==== EXTRACTED RECORDS
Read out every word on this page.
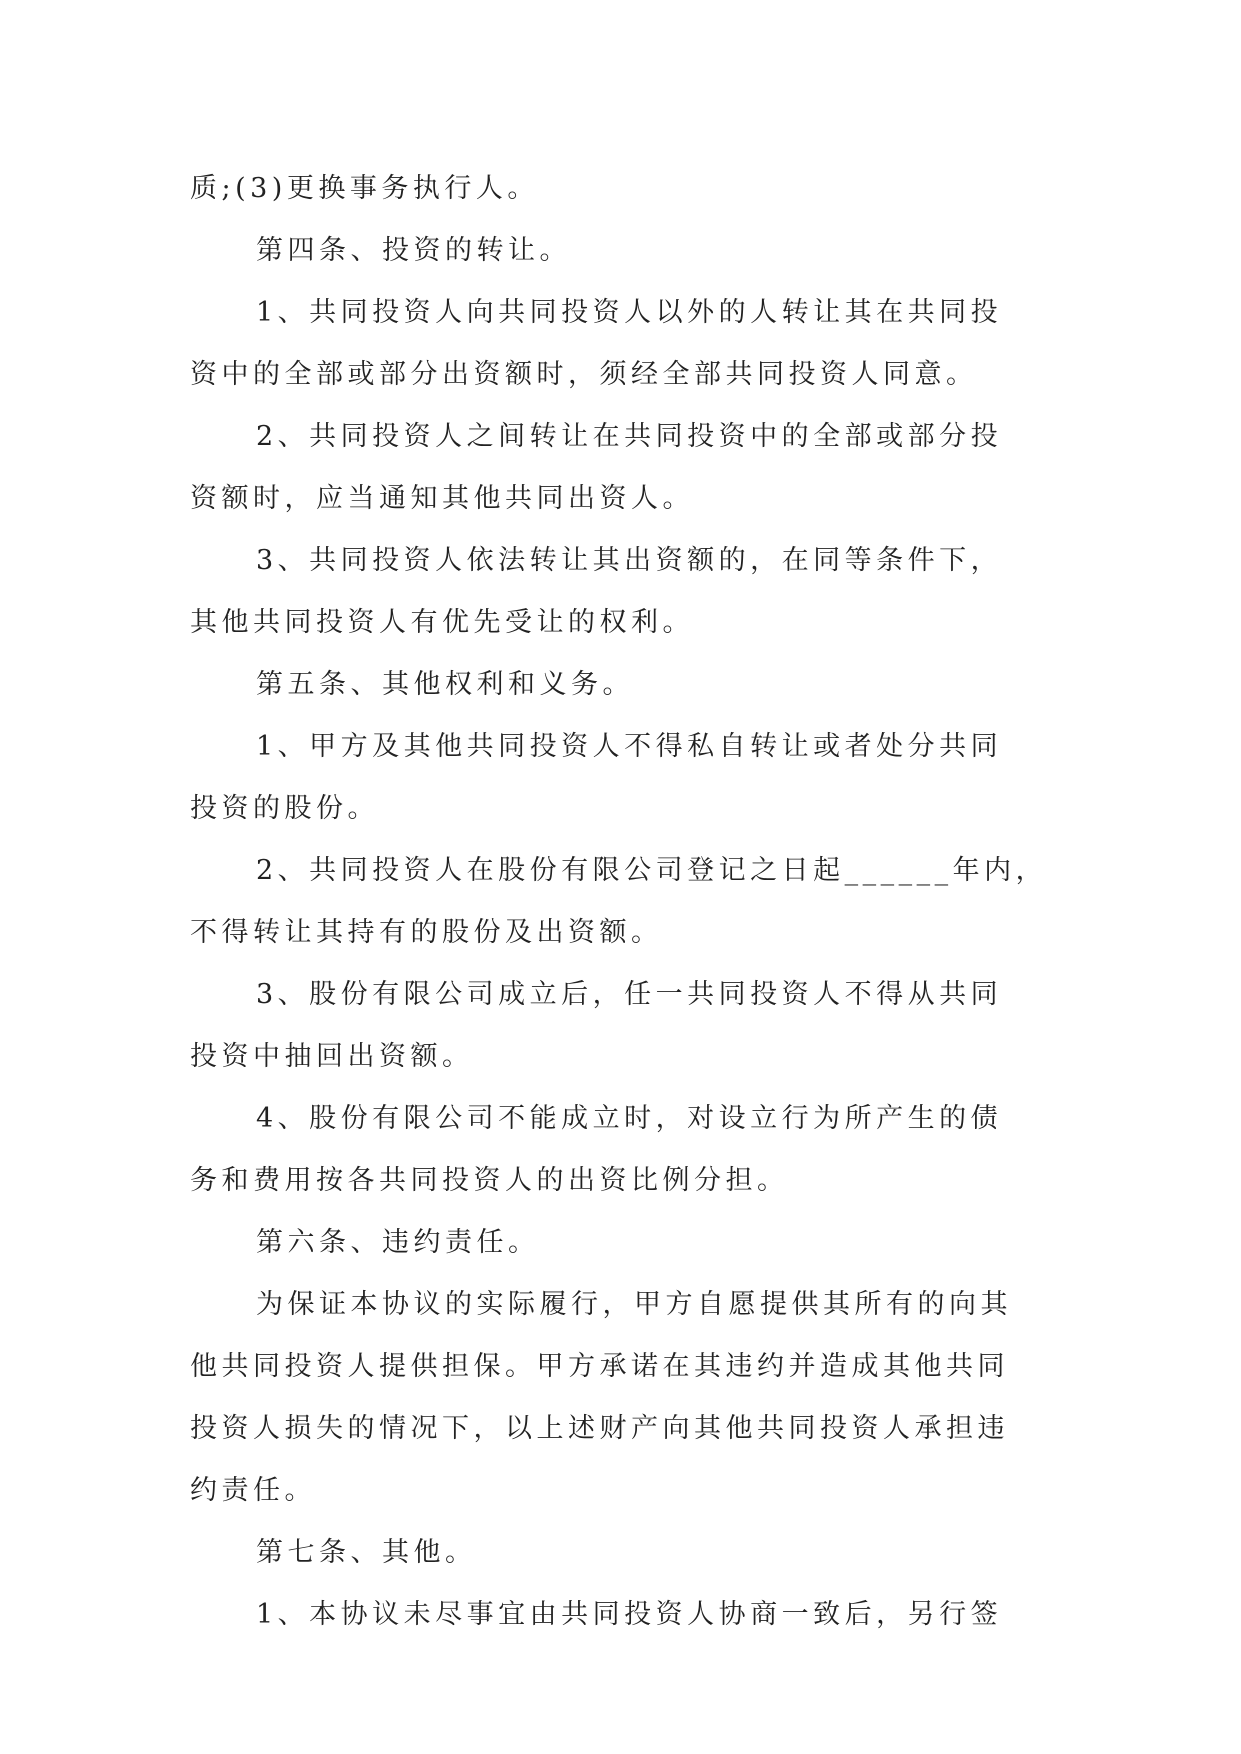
质;(3)更换事务执行人。
第四条、投资的转让。
1、共同投资人向共同投资人以外的人转让其在共同投
资中的全部或部分出资额时，须经全部共同投资人同意。
2、共同投资人之间转让在共同投资中的全部或部分投
资额时，应当通知其他共同出资人。
3、共同投资人依法转让其出资额的，在同等条件下，
其他共同投资人有优先受让的权利。
第五条、其他权利和义务。
1、甲方及其他共同投资人不得私自转让或者处分共同
投资的股份。
2、共同投资人在股份有限公司登记之日起______年内，
不得转让其持有的股份及出资额。
3、股份有限公司成立后，任一共同投资人不得从共同
投资中抽回出资额。
4、股份有限公司不能成立时，对设立行为所产生的债
务和费用按各共同投资人的出资比例分担。
第六条、违约责任。
为保证本协议的实际履行，甲方自愿提供其所有的向其
他共同投资人提供担保。甲方承诺在其违约并造成其他共同
投资人损失的情况下，以上述财产向其他共同投资人承担违
约责任。
第七条、其他。
1、本协议未尽事宜由共同投资人协商一致后，另行签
========
• **DIRECTIONS FOR THIS TASK**
Except for the pictures, reproduce every line exactly.

• **FINISHED ANSWER**
Read out every word on this page.
质;(3)更换事务执行人。
第四条、投资的转让。
1、共同投资人向共同投资人以外的人转让其在共同投
资中的全部或部分出资额时，须经全部共同投资人同意。
2、共同投资人之间转让在共同投资中的全部或部分投
资额时，应当通知其他共同出资人。
3、共同投资人依法转让其出资额的，在同等条件下，
其他共同投资人有优先受让的权利。
第五条、其他权利和义务。
1、甲方及其他共同投资人不得私自转让或者处分共同
投资的股份。
2、共同投资人在股份有限公司登记之日起______年内，
不得转让其持有的股份及出资额。
3、股份有限公司成立后，任一共同投资人不得从共同
投资中抽回出资额。
4、股份有限公司不能成立时，对设立行为所产生的债
务和费用按各共同投资人的出资比例分担。
第六条、违约责任。
为保证本协议的实际履行，甲方自愿提供其所有的向其
他共同投资人提供担保。甲方承诺在其违约并造成其他共同
投资人损失的情况下，以上述财产向其他共同投资人承担违
约责任。
第七条、其他。
1、本协议未尽事宜由共同投资人协商一致后，另行签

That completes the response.